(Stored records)
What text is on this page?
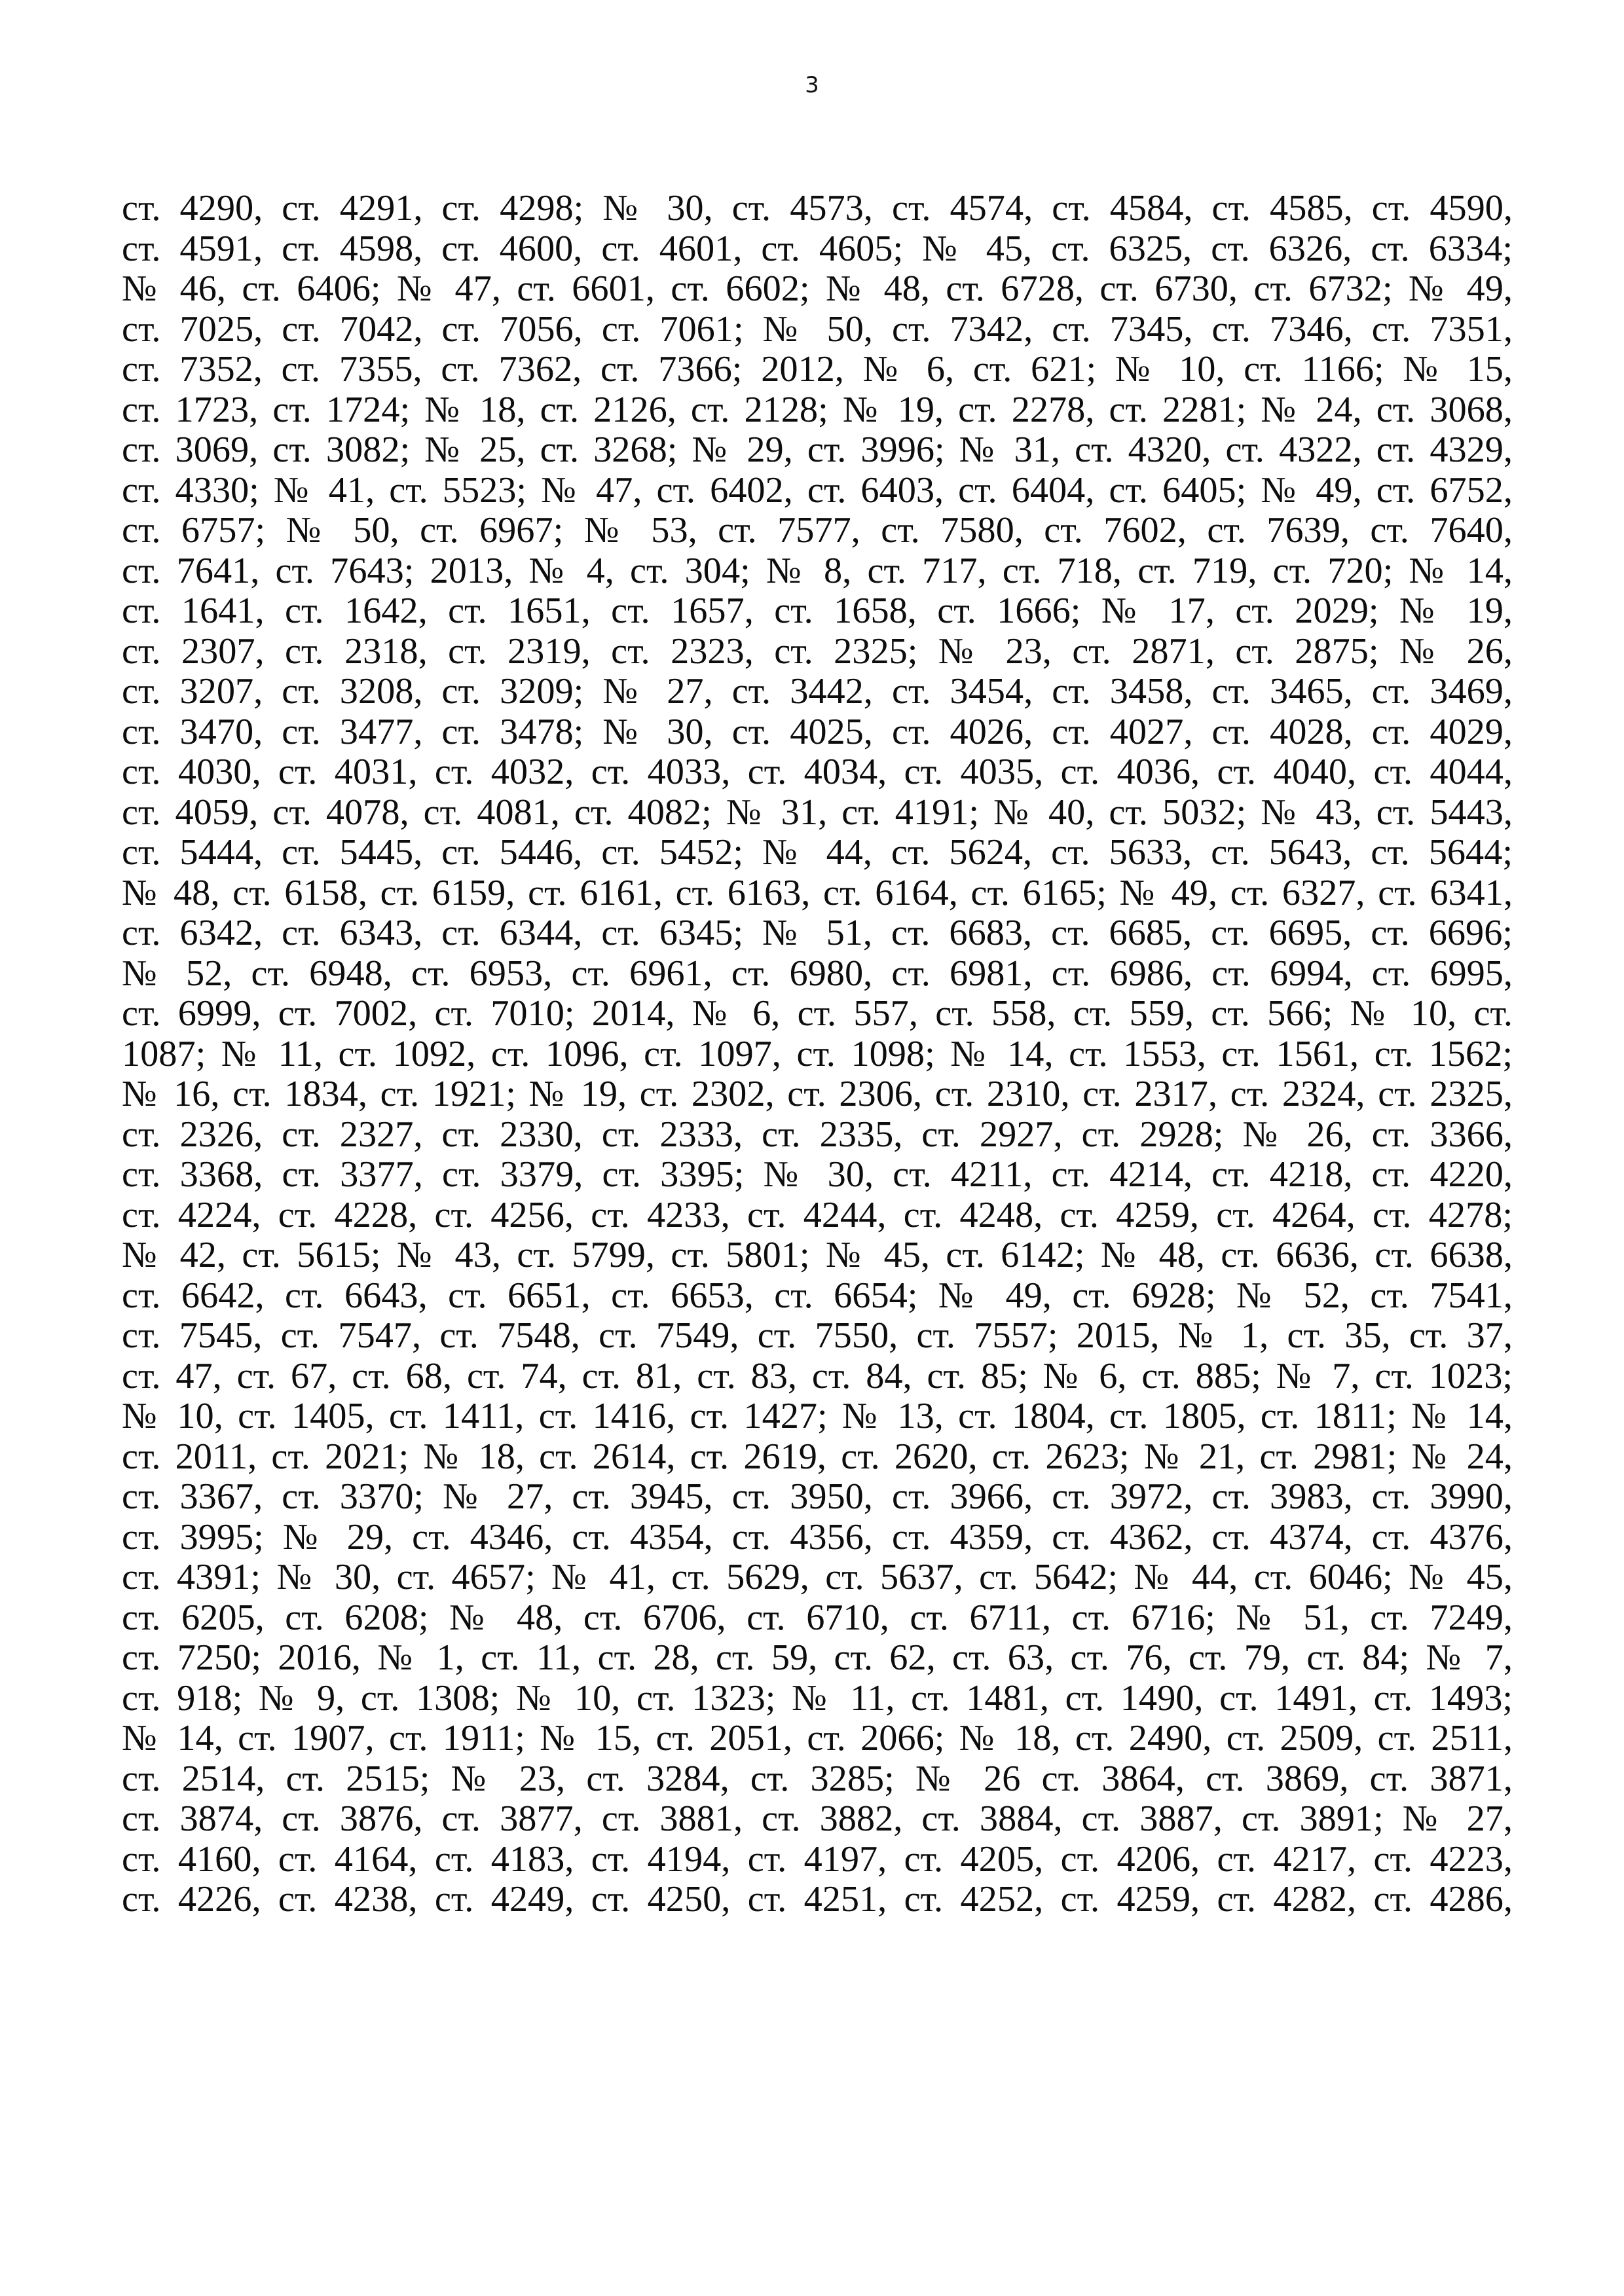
3
ст. 4290, ст. 4291, ст. 4298; № 30, ст. 4573, ст. 4574, ст. 4584, ст. 4585, ст. 4590,
ст. 4591, ст. 4598, ст. 4600, ст. 4601, ст. 4605; № 45, ст. 6325, ст. 6326, ст. 6334;
№ 46, ст. 6406; № 47, ст. 6601, ст. 6602; № 48, ст. 6728, ст. 6730, ст. 6732; № 49,
ст. 7025, ст. 7042, ст. 7056, ст. 7061; № 50, ст. 7342, ст. 7345, ст. 7346, ст. 7351,
ст. 7352, ст. 7355, ст. 7362, ст. 7366; 2012, № 6, ст. 621; № 10, ст. 1166; № 15,
ст. 1723, ст. 1724; № 18, ст. 2126, ст. 2128; № 19, ст. 2278, ст. 2281; № 24, ст. 3068,
ст. 3069, ст. 3082; № 25, ст. 3268; № 29, ст. 3996; № 31, ст. 4320, ст. 4322, ст. 4329,
ст. 4330; № 41, ст. 5523; № 47, ст. 6402, ст. 6403, ст. 6404, ст. 6405; № 49, ст. 6752,
ст. 6757; № 50, ст. 6967; № 53, ст. 7577, ст. 7580, ст. 7602, ст. 7639, ст. 7640,
ст. 7641, ст. 7643; 2013, № 4, ст. 304; № 8, ст. 717, ст. 718, ст. 719, ст. 720; № 14,
ст. 1641, ст. 1642, ст. 1651, ст. 1657, ст. 1658, ст. 1666; № 17, ст. 2029; № 19,
ст. 2307, ст. 2318, ст. 2319, ст. 2323, ст. 2325; № 23, ст. 2871, ст. 2875; № 26,
ст. 3207, ст. 3208, ст. 3209; № 27, ст. 3442, ст. 3454, ст. 3458, ст. 3465, ст. 3469,
ст. 3470, ст. 3477, ст. 3478; № 30, ст. 4025, ст. 4026, ст. 4027, ст. 4028, ст. 4029,
ст. 4030, ст. 4031, ст. 4032, ст. 4033, ст. 4034, ст. 4035, ст. 4036, ст. 4040, ст. 4044,
ст. 4059, ст. 4078, ст. 4081, ст. 4082; № 31, ст. 4191; № 40, ст. 5032; № 43, ст. 5443,
ст. 5444, ст. 5445, ст. 5446, ст. 5452; № 44, ст. 5624, ст. 5633, ст. 5643, ст. 5644;
№ 48, ст. 6158, ст. 6159, ст. 6161, ст. 6163, ст. 6164, ст. 6165; № 49, ст. 6327, ст. 6341,
ст. 6342, ст. 6343, ст. 6344, ст. 6345; № 51, ст. 6683, ст. 6685, ст. 6695, ст. 6696;
№ 52, ст. 6948, ст. 6953, ст. 6961, ст. 6980, ст. 6981, ст. 6986, ст. 6994, ст. 6995,
ст. 6999, ст. 7002, ст. 7010; 2014, № 6, ст. 557, ст. 558, ст. 559, ст. 566; № 10, ст.
1087; № 11, ст. 1092, ст. 1096, ст. 1097, ст. 1098; № 14, ст. 1553, ст. 1561, ст. 1562;
№ 16, ст. 1834, ст. 1921; № 19, ст. 2302, ст. 2306, ст. 2310, ст. 2317, ст. 2324, ст. 2325,
ст. 2326, ст. 2327, ст. 2330, ст. 2333, ст. 2335, ст. 2927, ст. 2928; № 26, ст. 3366,
ст. 3368, ст. 3377, ст. 3379, ст. 3395; № 30, ст. 4211, ст. 4214, ст. 4218, ст. 4220,
ст. 4224, ст. 4228, ст. 4256, ст. 4233, ст. 4244, ст. 4248, ст. 4259, ст. 4264, ст. 4278;
№ 42, ст. 5615; № 43, ст. 5799, ст. 5801; № 45, ст. 6142; № 48, ст. 6636, ст. 6638,
ст. 6642, ст. 6643, ст. 6651, ст. 6653, ст. 6654; № 49, ст. 6928; № 52, ст. 7541,
ст. 7545, ст. 7547, ст. 7548, ст. 7549, ст. 7550, ст. 7557; 2015, № 1, ст. 35, ст. 37,
ст. 47, ст. 67, ст. 68, ст. 74, ст. 81, ст. 83, ст. 84, ст. 85; № 6, ст. 885; № 7, ст. 1023;
№ 10, ст. 1405, ст. 1411, ст. 1416, ст. 1427; № 13, ст. 1804, ст. 1805, ст. 1811; № 14,
ст. 2011, ст. 2021; № 18, ст. 2614, ст. 2619, ст. 2620, ст. 2623; № 21, ст. 2981; № 24,
ст. 3367, ст. 3370; № 27, ст. 3945, ст. 3950, ст. 3966, ст. 3972, ст. 3983, ст. 3990,
ст. 3995; № 29, ст. 4346, ст. 4354, ст. 4356, ст. 4359, ст. 4362, ст. 4374, ст. 4376,
ст. 4391; № 30, ст. 4657; № 41, ст. 5629, ст. 5637, ст. 5642; № 44, ст. 6046; № 45,
ст. 6205, ст. 6208; № 48, ст. 6706, ст. 6710, ст. 6711, ст. 6716; № 51, ст. 7249,
ст. 7250; 2016, № 1, ст. 11, ст. 28, ст. 59, ст. 62, ст. 63, ст. 76, ст. 79, ст. 84; № 7,
ст. 918; № 9, ст. 1308; № 10, ст. 1323; № 11, ст. 1481, ст. 1490, ст. 1491, ст. 1493;
№ 14, ст. 1907, ст. 1911; № 15, ст. 2051, ст. 2066; № 18, ст. 2490, ст. 2509, ст. 2511,
ст. 2514, ст. 2515; № 23, ст. 3284, ст. 3285; № 26 ст. 3864, ст. 3869, ст. 3871,
ст. 3874, ст. 3876, ст. 3877, ст. 3881, ст. 3882, ст. 3884, ст. 3887, ст. 3891; № 27,
ст. 4160, ст. 4164, ст. 4183, ст. 4194, ст. 4197, ст. 4205, ст. 4206, ст. 4217, ст. 4223,
ст. 4226, ст. 4238, ст. 4249, ст. 4250, ст. 4251, ст. 4252, ст. 4259, ст. 4282, ст. 4286,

# Exercise goal:
Reproduce the entries exactly. Do not carry over any picture.

# Answer:
What text is on this page?
3
ст. 4290, ст. 4291, ст. 4298; № 30, ст. 4573, ст. 4574, ст. 4584, ст. 4585, ст. 4590,
ст. 4591, ст. 4598, ст. 4600, ст. 4601, ст. 4605; № 45, ст. 6325, ст. 6326, ст. 6334;
№ 46, ст. 6406; № 47, ст. 6601, ст. 6602; № 48, ст. 6728, ст. 6730, ст. 6732; № 49,
ст. 7025, ст. 7042, ст. 7056, ст. 7061; № 50, ст. 7342, ст. 7345, ст. 7346, ст. 7351,
ст. 7352, ст. 7355, ст. 7362, ст. 7366; 2012, № 6, ст. 621; № 10, ст. 1166; № 15,
ст. 1723, ст. 1724; № 18, ст. 2126, ст. 2128; № 19, ст. 2278, ст. 2281; № 24, ст. 3068,
ст. 3069, ст. 3082; № 25, ст. 3268; № 29, ст. 3996; № 31, ст. 4320, ст. 4322, ст. 4329,
ст. 4330; № 41, ст. 5523; № 47, ст. 6402, ст. 6403, ст. 6404, ст. 6405; № 49, ст. 6752,
ст. 6757; № 50, ст. 6967; № 53, ст. 7577, ст. 7580, ст. 7602, ст. 7639, ст. 7640,
ст. 7641, ст. 7643; 2013, № 4, ст. 304; № 8, ст. 717, ст. 718, ст. 719, ст. 720; № 14,
ст. 1641, ст. 1642, ст. 1651, ст. 1657, ст. 1658, ст. 1666; № 17, ст. 2029; № 19,
ст. 2307, ст. 2318, ст. 2319, ст. 2323, ст. 2325; № 23, ст. 2871, ст. 2875; № 26,
ст. 3207, ст. 3208, ст. 3209; № 27, ст. 3442, ст. 3454, ст. 3458, ст. 3465, ст. 3469,
ст. 3470, ст. 3477, ст. 3478; № 30, ст. 4025, ст. 4026, ст. 4027, ст. 4028, ст. 4029,
ст. 4030, ст. 4031, ст. 4032, ст. 4033, ст. 4034, ст. 4035, ст. 4036, ст. 4040, ст. 4044,
ст. 4059, ст. 4078, ст. 4081, ст. 4082; № 31, ст. 4191; № 40, ст. 5032; № 43, ст. 5443,
ст. 5444, ст. 5445, ст. 5446, ст. 5452; № 44, ст. 5624, ст. 5633, ст. 5643, ст. 5644;
№ 48, ст. 6158, ст. 6159, ст. 6161, ст. 6163, ст. 6164, ст. 6165; № 49, ст. 6327, ст. 6341,
ст. 6342, ст. 6343, ст. 6344, ст. 6345; № 51, ст. 6683, ст. 6685, ст. 6695, ст. 6696;
№ 52, ст. 6948, ст. 6953, ст. 6961, ст. 6980, ст. 6981, ст. 6986, ст. 6994, ст. 6995,
ст. 6999, ст. 7002, ст. 7010; 2014, № 6, ст. 557, ст. 558, ст. 559, ст. 566; № 10, ст.
1087; № 11, ст. 1092, ст. 1096, ст. 1097, ст. 1098; № 14, ст. 1553, ст. 1561, ст. 1562;
№ 16, ст. 1834, ст. 1921; № 19, ст. 2302, ст. 2306, ст. 2310, ст. 2317, ст. 2324, ст. 2325,
ст. 2326, ст. 2327, ст. 2330, ст. 2333, ст. 2335, ст. 2927, ст. 2928; № 26, ст. 3366,
ст. 3368, ст. 3377, ст. 3379, ст. 3395; № 30, ст. 4211, ст. 4214, ст. 4218, ст. 4220,
ст. 4224, ст. 4228, ст. 4256, ст. 4233, ст. 4244, ст. 4248, ст. 4259, ст. 4264, ст. 4278;
№ 42, ст. 5615; № 43, ст. 5799, ст. 5801; № 45, ст. 6142; № 48, ст. 6636, ст. 6638,
ст. 6642, ст. 6643, ст. 6651, ст. 6653, ст. 6654; № 49, ст. 6928; № 52, ст. 7541,
ст. 7545, ст. 7547, ст. 7548, ст. 7549, ст. 7550, ст. 7557; 2015, № 1, ст. 35, ст. 37,
ст. 47, ст. 67, ст. 68, ст. 74, ст. 81, ст. 83, ст. 84, ст. 85; № 6, ст. 885; № 7, ст. 1023;
№ 10, ст. 1405, ст. 1411, ст. 1416, ст. 1427; № 13, ст. 1804, ст. 1805, ст. 1811; № 14,
ст. 2011, ст. 2021; № 18, ст. 2614, ст. 2619, ст. 2620, ст. 2623; № 21, ст. 2981; № 24,
ст. 3367, ст. 3370; № 27, ст. 3945, ст. 3950, ст. 3966, ст. 3972, ст. 3983, ст. 3990,
ст. 3995; № 29, ст. 4346, ст. 4354, ст. 4356, ст. 4359, ст. 4362, ст. 4374, ст. 4376,
ст. 4391; № 30, ст. 4657; № 41, ст. 5629, ст. 5637, ст. 5642; № 44, ст. 6046; № 45,
ст. 6205, ст. 6208; № 48, ст. 6706, ст. 6710, ст. 6711, ст. 6716; № 51, ст. 7249,
ст. 7250; 2016, № 1, ст. 11, ст. 28, ст. 59, ст. 62, ст. 63, ст. 76, ст. 79, ст. 84; № 7,
ст. 918; № 9, ст. 1308; № 10, ст. 1323; № 11, ст. 1481, ст. 1490, ст. 1491, ст. 1493;
№ 14, ст. 1907, ст. 1911; № 15, ст. 2051, ст. 2066; № 18, ст. 2490, ст. 2509, ст. 2511,
ст. 2514, ст. 2515; № 23, ст. 3284, ст. 3285; № 26 ст. 3864, ст. 3869, ст. 3871,
ст. 3874, ст. 3876, ст. 3877, ст. 3881, ст. 3882, ст. 3884, ст. 3887, ст. 3891; № 27,
ст. 4160, ст. 4164, ст. 4183, ст. 4194, ст. 4197, ст. 4205, ст. 4206, ст. 4217, ст. 4223,
ст. 4226, ст. 4238, ст. 4249, ст. 4250, ст. 4251, ст. 4252, ст. 4259, ст. 4282, ст. 4286,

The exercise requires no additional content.